Rows
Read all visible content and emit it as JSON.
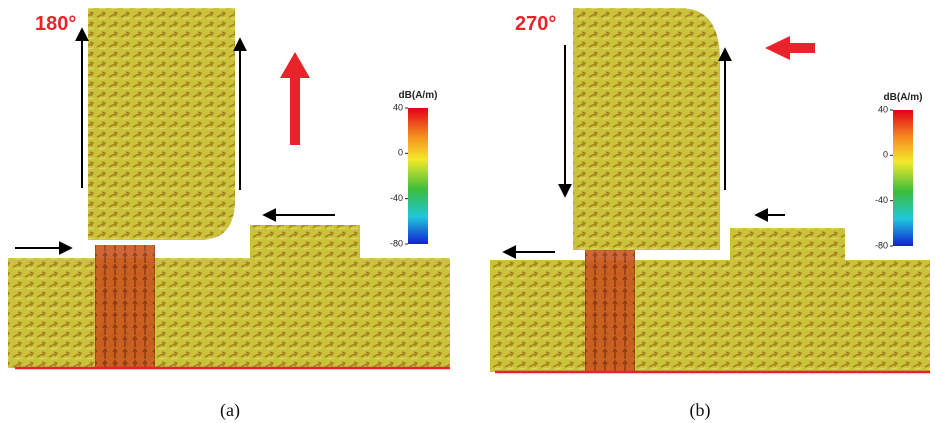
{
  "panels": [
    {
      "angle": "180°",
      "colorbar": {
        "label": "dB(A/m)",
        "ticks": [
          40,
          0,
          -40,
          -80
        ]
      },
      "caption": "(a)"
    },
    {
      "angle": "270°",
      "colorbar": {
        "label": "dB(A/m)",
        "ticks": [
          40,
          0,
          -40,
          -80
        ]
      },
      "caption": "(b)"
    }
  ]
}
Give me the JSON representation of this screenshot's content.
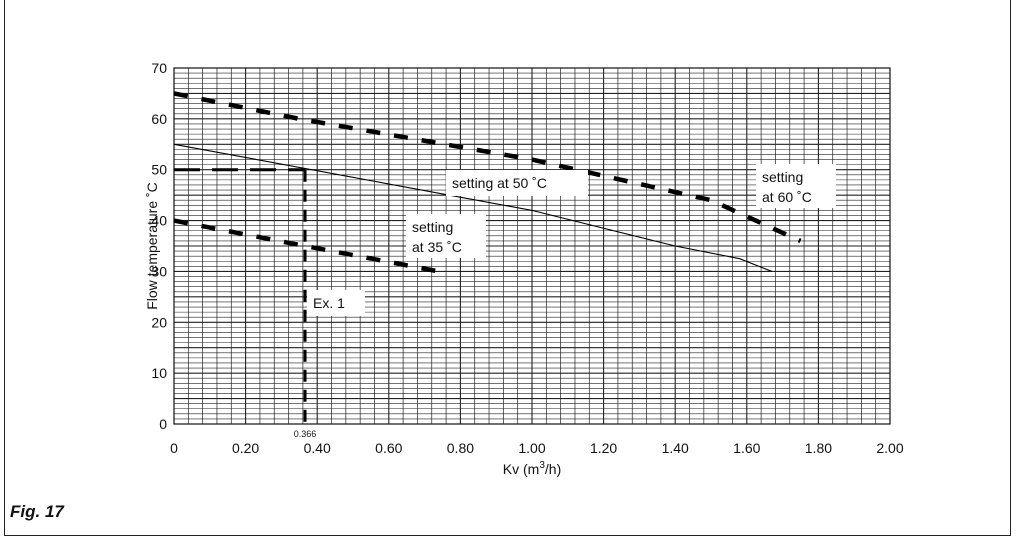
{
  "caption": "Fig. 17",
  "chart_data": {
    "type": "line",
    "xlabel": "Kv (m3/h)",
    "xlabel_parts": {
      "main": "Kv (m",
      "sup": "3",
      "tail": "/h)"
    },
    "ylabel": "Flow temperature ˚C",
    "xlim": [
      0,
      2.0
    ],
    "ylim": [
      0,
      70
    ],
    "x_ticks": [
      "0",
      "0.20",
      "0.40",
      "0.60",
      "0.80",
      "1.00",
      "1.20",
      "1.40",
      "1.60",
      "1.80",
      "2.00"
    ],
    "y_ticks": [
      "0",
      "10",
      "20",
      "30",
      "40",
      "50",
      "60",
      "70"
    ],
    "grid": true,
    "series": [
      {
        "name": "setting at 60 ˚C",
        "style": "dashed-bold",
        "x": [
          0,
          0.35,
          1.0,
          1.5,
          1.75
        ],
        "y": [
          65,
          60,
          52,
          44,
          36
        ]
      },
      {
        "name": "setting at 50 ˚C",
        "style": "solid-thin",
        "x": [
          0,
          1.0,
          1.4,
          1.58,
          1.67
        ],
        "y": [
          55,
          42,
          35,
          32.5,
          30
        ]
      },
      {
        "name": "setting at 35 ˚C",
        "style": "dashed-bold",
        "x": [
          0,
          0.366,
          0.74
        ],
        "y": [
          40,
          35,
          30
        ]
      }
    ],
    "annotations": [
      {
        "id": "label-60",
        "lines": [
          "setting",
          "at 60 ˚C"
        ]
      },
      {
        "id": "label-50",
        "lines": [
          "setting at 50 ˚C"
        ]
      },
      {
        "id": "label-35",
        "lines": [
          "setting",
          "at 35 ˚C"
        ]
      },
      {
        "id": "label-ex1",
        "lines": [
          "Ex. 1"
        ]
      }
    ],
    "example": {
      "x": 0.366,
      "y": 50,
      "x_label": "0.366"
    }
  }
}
---
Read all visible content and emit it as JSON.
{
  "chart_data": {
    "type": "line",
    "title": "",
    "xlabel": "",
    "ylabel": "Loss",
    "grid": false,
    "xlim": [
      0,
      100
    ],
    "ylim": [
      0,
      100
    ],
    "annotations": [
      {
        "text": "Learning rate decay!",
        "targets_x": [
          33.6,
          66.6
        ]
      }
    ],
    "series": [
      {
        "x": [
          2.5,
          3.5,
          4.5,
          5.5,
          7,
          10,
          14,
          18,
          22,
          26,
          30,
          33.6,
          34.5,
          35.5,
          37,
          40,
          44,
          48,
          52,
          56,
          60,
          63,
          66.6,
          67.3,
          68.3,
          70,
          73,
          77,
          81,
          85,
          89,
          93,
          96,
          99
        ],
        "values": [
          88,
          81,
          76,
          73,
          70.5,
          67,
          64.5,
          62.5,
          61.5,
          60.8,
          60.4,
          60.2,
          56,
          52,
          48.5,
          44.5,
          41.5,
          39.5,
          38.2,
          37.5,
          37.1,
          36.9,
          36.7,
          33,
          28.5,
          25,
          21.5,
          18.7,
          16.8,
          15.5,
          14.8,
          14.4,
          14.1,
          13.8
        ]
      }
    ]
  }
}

The request
Go through the records line by line and count those containing the string "ylabel". Give only the total.

Problem solution
2